• [Stated problem]
Check every line of the material below for the string "name", and return the ones that have it.

- - - - - - -

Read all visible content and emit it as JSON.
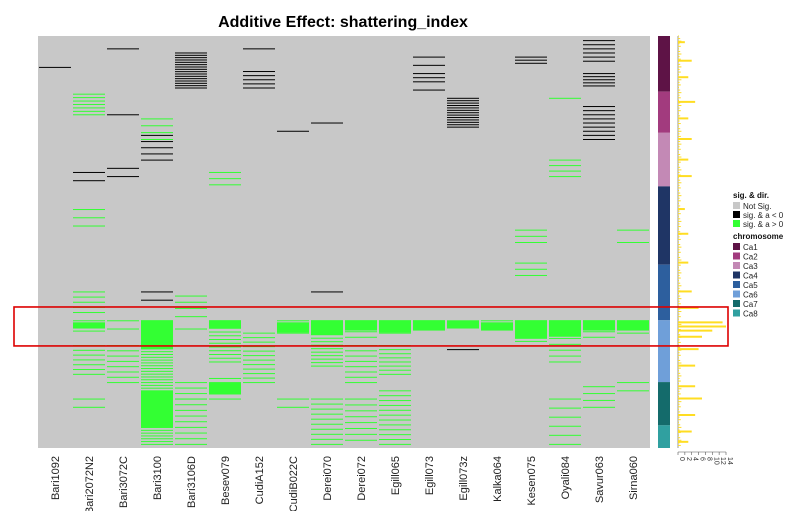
{
  "chart_data": {
    "type": "heatmap",
    "title": "Additive Effect: shattering_index",
    "columns": [
      "Bari1092",
      "Bari2072N2",
      "Bari3072C",
      "Bari3100",
      "Bari3106D",
      "Besev079",
      "CudiA152",
      "CudiB022C",
      "Derei070",
      "Derei072",
      "Egill065",
      "Egill073",
      "Egill073z",
      "Kalka064",
      "Kesen075",
      "Oyali084",
      "Savur063",
      "Sirna060"
    ],
    "colors": {
      "not_sig": "#c8c8c8",
      "neg": "#000000",
      "pos": "#33ff33",
      "highlight": "#dd0000",
      "profile": "#ffdd22"
    },
    "bands": [
      {
        "col": 0,
        "start": 0.075,
        "end": 0.079,
        "kind": "neg",
        "lines": 1
      },
      {
        "col": 1,
        "start": 0.14,
        "end": 0.19,
        "kind": "pos",
        "lines": 7
      },
      {
        "col": 1,
        "start": 0.33,
        "end": 0.35,
        "kind": "neg",
        "lines": 2
      },
      {
        "col": 1,
        "start": 0.42,
        "end": 0.46,
        "kind": "pos",
        "lines": 3
      },
      {
        "col": 1,
        "start": 0.62,
        "end": 0.67,
        "kind": "pos",
        "lines": 5
      },
      {
        "col": 1,
        "start": 0.69,
        "end": 0.715,
        "kind": "pos",
        "lines": 4
      },
      {
        "col": 1,
        "start": 0.75,
        "end": 0.82,
        "kind": "pos",
        "lines": 7
      },
      {
        "col": 1,
        "start": 0.88,
        "end": 0.9,
        "kind": "pos",
        "lines": 2
      },
      {
        "col": 2,
        "start": 0.03,
        "end": 0.034,
        "kind": "neg",
        "lines": 1
      },
      {
        "col": 2,
        "start": 0.19,
        "end": 0.2,
        "kind": "neg",
        "lines": 1
      },
      {
        "col": 2,
        "start": 0.32,
        "end": 0.34,
        "kind": "neg",
        "lines": 2
      },
      {
        "col": 2,
        "start": 0.69,
        "end": 0.71,
        "kind": "pos",
        "lines": 2
      },
      {
        "col": 2,
        "start": 0.75,
        "end": 0.84,
        "kind": "pos",
        "lines": 8
      },
      {
        "col": 3,
        "start": 0.2,
        "end": 0.25,
        "kind": "pos",
        "lines": 4
      },
      {
        "col": 3,
        "start": 0.24,
        "end": 0.3,
        "kind": "neg",
        "lines": 5
      },
      {
        "col": 3,
        "start": 0.62,
        "end": 0.64,
        "kind": "neg",
        "lines": 2
      },
      {
        "col": 3,
        "start": 0.69,
        "end": 0.99,
        "kind": "pos",
        "lines": 45
      },
      {
        "col": 4,
        "start": 0.04,
        "end": 0.125,
        "kind": "neg",
        "lines": 16
      },
      {
        "col": 4,
        "start": 0.63,
        "end": 0.66,
        "kind": "pos",
        "lines": 3
      },
      {
        "col": 4,
        "start": 0.68,
        "end": 0.71,
        "kind": "pos",
        "lines": 2
      },
      {
        "col": 4,
        "start": 0.84,
        "end": 0.88,
        "kind": "pos",
        "lines": 4
      },
      {
        "col": 4,
        "start": 0.88,
        "end": 0.99,
        "kind": "pos",
        "lines": 9
      },
      {
        "col": 5,
        "start": 0.33,
        "end": 0.36,
        "kind": "pos",
        "lines": 3
      },
      {
        "col": 5,
        "start": 0.69,
        "end": 0.79,
        "kind": "pos",
        "lines": 12
      },
      {
        "col": 5,
        "start": 0.83,
        "end": 0.88,
        "kind": "pos",
        "lines": 5
      },
      {
        "col": 6,
        "start": 0.03,
        "end": 0.034,
        "kind": "neg",
        "lines": 1
      },
      {
        "col": 6,
        "start": 0.085,
        "end": 0.125,
        "kind": "neg",
        "lines": 5
      },
      {
        "col": 6,
        "start": 0.72,
        "end": 0.84,
        "kind": "pos",
        "lines": 12
      },
      {
        "col": 7,
        "start": 0.23,
        "end": 0.235,
        "kind": "neg",
        "lines": 1
      },
      {
        "col": 7,
        "start": 0.69,
        "end": 0.72,
        "kind": "pos",
        "lines": 3
      },
      {
        "col": 7,
        "start": 0.88,
        "end": 0.9,
        "kind": "pos",
        "lines": 2
      },
      {
        "col": 8,
        "start": 0.21,
        "end": 0.215,
        "kind": "neg",
        "lines": 1
      },
      {
        "col": 8,
        "start": 0.62,
        "end": 0.625,
        "kind": "neg",
        "lines": 1
      },
      {
        "col": 8,
        "start": 0.69,
        "end": 0.8,
        "kind": "pos",
        "lines": 14
      },
      {
        "col": 8,
        "start": 0.88,
        "end": 0.99,
        "kind": "pos",
        "lines": 10
      },
      {
        "col": 9,
        "start": 0.69,
        "end": 0.73,
        "kind": "pos",
        "lines": 4
      },
      {
        "col": 9,
        "start": 0.75,
        "end": 0.84,
        "kind": "pos",
        "lines": 8
      },
      {
        "col": 9,
        "start": 0.88,
        "end": 0.98,
        "kind": "pos",
        "lines": 8
      },
      {
        "col": 10,
        "start": 0.69,
        "end": 0.72,
        "kind": "pos",
        "lines": 3
      },
      {
        "col": 10,
        "start": 0.75,
        "end": 0.82,
        "kind": "pos",
        "lines": 8
      },
      {
        "col": 10,
        "start": 0.86,
        "end": 0.99,
        "kind": "pos",
        "lines": 12
      },
      {
        "col": 11,
        "start": 0.05,
        "end": 0.13,
        "kind": "neg",
        "lines": 5
      },
      {
        "col": 11,
        "start": 0.1,
        "end": 0.11,
        "kind": "neg",
        "lines": 1
      },
      {
        "col": 11,
        "start": 0.69,
        "end": 0.71,
        "kind": "pos",
        "lines": 2
      },
      {
        "col": 12,
        "start": 0.15,
        "end": 0.22,
        "kind": "neg",
        "lines": 13
      },
      {
        "col": 12,
        "start": 0.76,
        "end": 0.765,
        "kind": "neg",
        "lines": 1
      },
      {
        "col": 13,
        "start": 0.69,
        "end": 0.71,
        "kind": "pos",
        "lines": 2
      },
      {
        "col": 14,
        "start": 0.05,
        "end": 0.065,
        "kind": "neg",
        "lines": 3
      },
      {
        "col": 14,
        "start": 0.47,
        "end": 0.5,
        "kind": "pos",
        "lines": 3
      },
      {
        "col": 14,
        "start": 0.55,
        "end": 0.58,
        "kind": "pos",
        "lines": 3
      },
      {
        "col": 14,
        "start": 0.69,
        "end": 0.74,
        "kind": "pos",
        "lines": 5
      },
      {
        "col": 15,
        "start": 0.15,
        "end": 0.16,
        "kind": "pos",
        "lines": 1
      },
      {
        "col": 15,
        "start": 0.3,
        "end": 0.34,
        "kind": "pos",
        "lines": 4
      },
      {
        "col": 15,
        "start": 0.69,
        "end": 0.79,
        "kind": "pos",
        "lines": 8
      },
      {
        "col": 15,
        "start": 0.88,
        "end": 0.99,
        "kind": "pos",
        "lines": 6
      },
      {
        "col": 16,
        "start": 0.01,
        "end": 0.06,
        "kind": "neg",
        "lines": 6
      },
      {
        "col": 16,
        "start": 0.09,
        "end": 0.12,
        "kind": "neg",
        "lines": 5
      },
      {
        "col": 16,
        "start": 0.17,
        "end": 0.25,
        "kind": "neg",
        "lines": 9
      },
      {
        "col": 16,
        "start": 0.69,
        "end": 0.73,
        "kind": "pos",
        "lines": 4
      },
      {
        "col": 16,
        "start": 0.85,
        "end": 0.9,
        "kind": "pos",
        "lines": 4
      },
      {
        "col": 17,
        "start": 0.47,
        "end": 0.5,
        "kind": "pos",
        "lines": 2
      },
      {
        "col": 17,
        "start": 0.69,
        "end": 0.72,
        "kind": "pos",
        "lines": 3
      },
      {
        "col": 17,
        "start": 0.84,
        "end": 0.86,
        "kind": "pos",
        "lines": 2
      }
    ],
    "solid_pos": [
      {
        "col": 1,
        "start": 0.695,
        "end": 0.71
      },
      {
        "col": 3,
        "start": 0.69,
        "end": 0.76
      },
      {
        "col": 3,
        "start": 0.86,
        "end": 0.95
      },
      {
        "col": 5,
        "start": 0.69,
        "end": 0.71
      },
      {
        "col": 5,
        "start": 0.84,
        "end": 0.87
      },
      {
        "col": 7,
        "start": 0.695,
        "end": 0.72
      },
      {
        "col": 8,
        "start": 0.69,
        "end": 0.725
      },
      {
        "col": 9,
        "start": 0.69,
        "end": 0.715
      },
      {
        "col": 10,
        "start": 0.69,
        "end": 0.72
      },
      {
        "col": 11,
        "start": 0.69,
        "end": 0.715
      },
      {
        "col": 12,
        "start": 0.69,
        "end": 0.71
      },
      {
        "col": 13,
        "start": 0.695,
        "end": 0.715
      },
      {
        "col": 14,
        "start": 0.69,
        "end": 0.735
      },
      {
        "col": 15,
        "start": 0.69,
        "end": 0.73
      },
      {
        "col": 16,
        "start": 0.69,
        "end": 0.715
      },
      {
        "col": 17,
        "start": 0.69,
        "end": 0.715
      }
    ],
    "chromosomes": [
      {
        "name": "Ca1",
        "start": 0.0,
        "end": 0.135,
        "color": "#5e1346"
      },
      {
        "name": "Ca2",
        "start": 0.135,
        "end": 0.235,
        "color": "#a23b7e"
      },
      {
        "name": "Ca3",
        "start": 0.235,
        "end": 0.365,
        "color": "#c389b5"
      },
      {
        "name": "Ca4",
        "start": 0.365,
        "end": 0.555,
        "color": "#1f3565"
      },
      {
        "name": "Ca5",
        "start": 0.555,
        "end": 0.69,
        "color": "#2d5f9e"
      },
      {
        "name": "Ca6",
        "start": 0.69,
        "end": 0.84,
        "color": "#6f9fd9"
      },
      {
        "name": "Ca7",
        "start": 0.84,
        "end": 0.945,
        "color": "#146b6b"
      },
      {
        "name": "Ca8",
        "start": 0.945,
        "end": 1.0,
        "color": "#30a0a0"
      }
    ],
    "profile_axis": {
      "ticks": [
        "0",
        "2",
        "4",
        "6",
        "8",
        "10",
        "12",
        "14"
      ]
    },
    "profile_peaks": [
      {
        "y": 0.015,
        "w": 2
      },
      {
        "y": 0.06,
        "w": 4
      },
      {
        "y": 0.1,
        "w": 3
      },
      {
        "y": 0.16,
        "w": 5
      },
      {
        "y": 0.2,
        "w": 3
      },
      {
        "y": 0.25,
        "w": 4
      },
      {
        "y": 0.3,
        "w": 3
      },
      {
        "y": 0.34,
        "w": 4
      },
      {
        "y": 0.42,
        "w": 2
      },
      {
        "y": 0.48,
        "w": 3
      },
      {
        "y": 0.55,
        "w": 3
      },
      {
        "y": 0.62,
        "w": 4
      },
      {
        "y": 0.66,
        "w": 6
      },
      {
        "y": 0.695,
        "w": 13
      },
      {
        "y": 0.705,
        "w": 14
      },
      {
        "y": 0.715,
        "w": 10
      },
      {
        "y": 0.73,
        "w": 7
      },
      {
        "y": 0.76,
        "w": 6
      },
      {
        "y": 0.8,
        "w": 5
      },
      {
        "y": 0.85,
        "w": 5
      },
      {
        "y": 0.88,
        "w": 7
      },
      {
        "y": 0.92,
        "w": 5
      },
      {
        "y": 0.96,
        "w": 4
      },
      {
        "y": 0.985,
        "w": 3
      }
    ],
    "legend": {
      "sig_title": "sig. & dir.",
      "sig_items": [
        {
          "label": "Not Sig.",
          "color": "#c8c8c8"
        },
        {
          "label": "sig. & a < 0",
          "color": "#000000"
        },
        {
          "label": "sig. & a > 0",
          "color": "#33ff33"
        }
      ],
      "chrom_title": "chromosome"
    },
    "highlight_band": {
      "start": 0.665,
      "end": 0.745
    }
  }
}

- - - - - - -

• [Exercise answer]
        "name": "Ca1",
        "name": "Ca2",
        "name": "Ca3",
        "name": "Ca4",
        "name": "Ca5",
        "name": "Ca6",
        "name": "Ca7",
        "name": "Ca8",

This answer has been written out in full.